● **Aim of the exercise**: Restate the full set of records exactly, without adding or dropping a word.

● **The input**:
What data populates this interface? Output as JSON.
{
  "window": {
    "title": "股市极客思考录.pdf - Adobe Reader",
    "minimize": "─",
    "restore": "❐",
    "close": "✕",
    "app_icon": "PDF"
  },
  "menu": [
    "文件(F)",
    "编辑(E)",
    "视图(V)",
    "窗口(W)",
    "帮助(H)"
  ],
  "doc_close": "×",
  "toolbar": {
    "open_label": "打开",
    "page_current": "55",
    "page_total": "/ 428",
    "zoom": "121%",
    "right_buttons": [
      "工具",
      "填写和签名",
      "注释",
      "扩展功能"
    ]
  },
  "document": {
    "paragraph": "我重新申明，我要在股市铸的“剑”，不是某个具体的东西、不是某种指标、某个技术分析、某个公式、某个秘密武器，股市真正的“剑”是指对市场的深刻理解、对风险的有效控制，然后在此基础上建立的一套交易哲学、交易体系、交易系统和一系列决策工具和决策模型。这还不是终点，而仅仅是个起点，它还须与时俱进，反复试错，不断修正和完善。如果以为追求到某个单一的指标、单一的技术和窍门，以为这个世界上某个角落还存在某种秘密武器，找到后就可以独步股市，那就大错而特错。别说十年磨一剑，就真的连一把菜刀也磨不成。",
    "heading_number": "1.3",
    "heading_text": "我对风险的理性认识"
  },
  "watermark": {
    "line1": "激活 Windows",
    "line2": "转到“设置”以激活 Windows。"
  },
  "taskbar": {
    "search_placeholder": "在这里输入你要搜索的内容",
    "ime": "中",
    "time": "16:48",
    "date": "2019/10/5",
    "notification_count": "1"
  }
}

● **Exercise answer**:
What data populates this interface? Output as JSON.
{
  "window": {
    "title": "股市极客思考录.pdf - Adobe Reader",
    "minimize": "─",
    "restore": "❐",
    "close": "✕",
    "app_icon": "PDF"
  },
  "menu": [
    "文件(F)",
    "编辑(E)",
    "视图(V)",
    "窗口(W)",
    "帮助(H)"
  ],
  "doc_close": "×",
  "toolbar": {
    "open_label": "打开",
    "page_current": "55",
    "page_total": "/ 428",
    "zoom": "121%",
    "right_buttons": [
      "工具",
      "填写和签名",
      "注释",
      "扩展功能"
    ]
  },
  "document": {
    "paragraph": "我重新申明，我要在股市铸的“剑”，不是某个具体的东西、不是某种指标、某个技术分析、某个公式、某个秘密武器，股市真正的“剑”是指对市场的深刻理解、对风险的有效控制，然后在此基础上建立的一套交易哲学、交易体系、交易系统和一系列决策工具和决策模型。这还不是终点，而仅仅是个起点，它还须与时俱进，反复试错，不断修正和完善。如果以为追求到某个单一的指标、单一的技术和窍门，以为这个世界上某个角落还存在某种秘密武器，找到后就可以独步股市，那就大错而特错。别说十年磨一剑，就真的连一把菜刀也磨不成。",
    "heading_number": "1.3",
    "heading_text": "我对风险的理性认识"
  },
  "watermark": {
    "line1": "激活 Windows",
    "line2": "转到“设置”以激活 Windows。"
  },
  "taskbar": {
    "search_placeholder": "在这里输入你要搜索的内容",
    "ime": "中",
    "time": "16:48",
    "date": "2019/10/5",
    "notification_count": "1"
  }
}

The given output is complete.